Danielle de Picciotto & Friends: Petra Wende

Petra Wende: “Places of dreaming, of beauty and tenderness, but also of dissonance and fractions”

I met Petra Wende in the late 80’s. To be precise, in the legendary “Ex n Pop” Club, the successor to the even more renown Risko. Blixa Bargeld with Einstürzende Neubauten, Nick Cave with the Bad Seeds, Depeche Mode, die Haut and basically the entire staff of the film “Wings of Desire” by Wim Wenders could be found there on a daily basis. Petra was one of the stars of this scene, also known from the Dschungel, the Studio 54 of Berlin, where David Bowie and Iggy Pop cavorted. She was legendary for her beauty and wildness.

Roland Wolf, Nick Cave’s keyboard player, whispered to me at the time that she was a real Amazon; captivatingly strong, excessive, incredibly talented, and very intense. I think everyone was in love with her. I was a little scared of her at first, she seemed larger than life and was also quite a bit older than most of my acquaintances. In the mid-90s, long after she had left the nightlife to devote herself entirely to art, I had the pleasure of getting to know her better in connection with art exhibitions and came to appreciate her deeply.

Petra has an inner delicacy and sensitivity paired with tremendous power, which is wonderfully reflected in her sculptures. You can’t expect small talk from her because she is always completely honest, open, serious, and inquiring. Conversations with her go deep and always leave traces, just like her objects and drawings. It’s no coincidence that the critical minds of the 80s still respect and appreciate her to this day. Petra sculpts challenge, revelation, and scrutiny with a delicate sensibility and an outstanding sculptural skill mixed with a mystical, radiant elegance. Her objects have such a strong charisma that they seem to have an inner glow. Just like their creator.

▸ DATA BLOCK:
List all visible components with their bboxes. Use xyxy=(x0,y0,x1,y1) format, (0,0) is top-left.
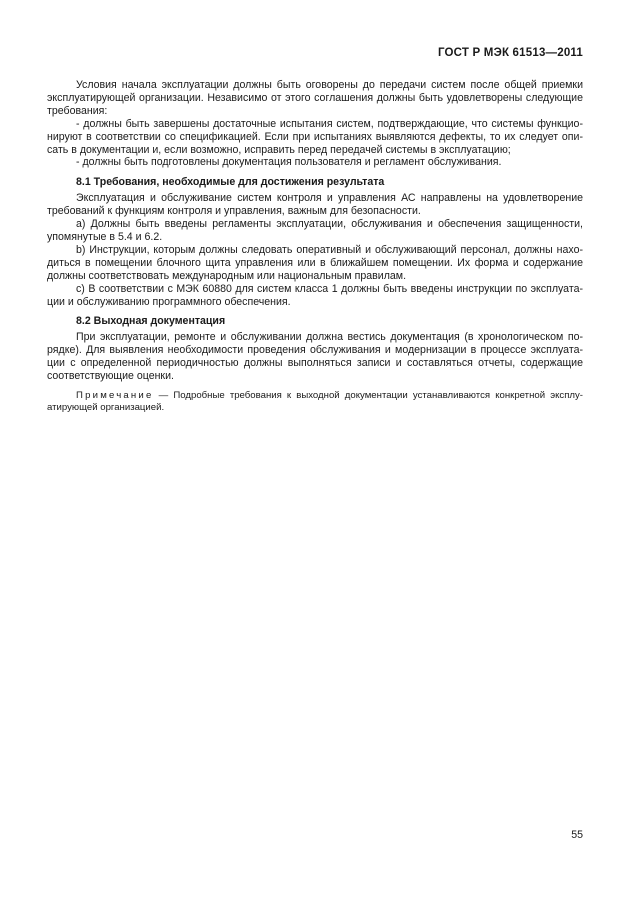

▸ WHAT TO PRODUCE:
Could you recast the paragraph in the Petra Wende profile that begins "Roland Wolf, Nick Cave's keyboard player" as a short bulleted list that keeps its main facts?

▸ SOLUTION TO THIS EXERCISE:
- Roland Wolf, Nick Cave's keyboard player, called Petra a real Amazon: captivatingly strong, excessive, incredibly talented and very intense.
- The writer thought everyone was in love with her.
- The writer was a little scared of her at first, because she seemed larger than life and was quite a bit older than most of the writer's acquaintances.
- In the mid-90s, long after she had left nightlife to devote herself entirely to art, the writer got to know her better through art exhibitions and came to appreciate her deeply.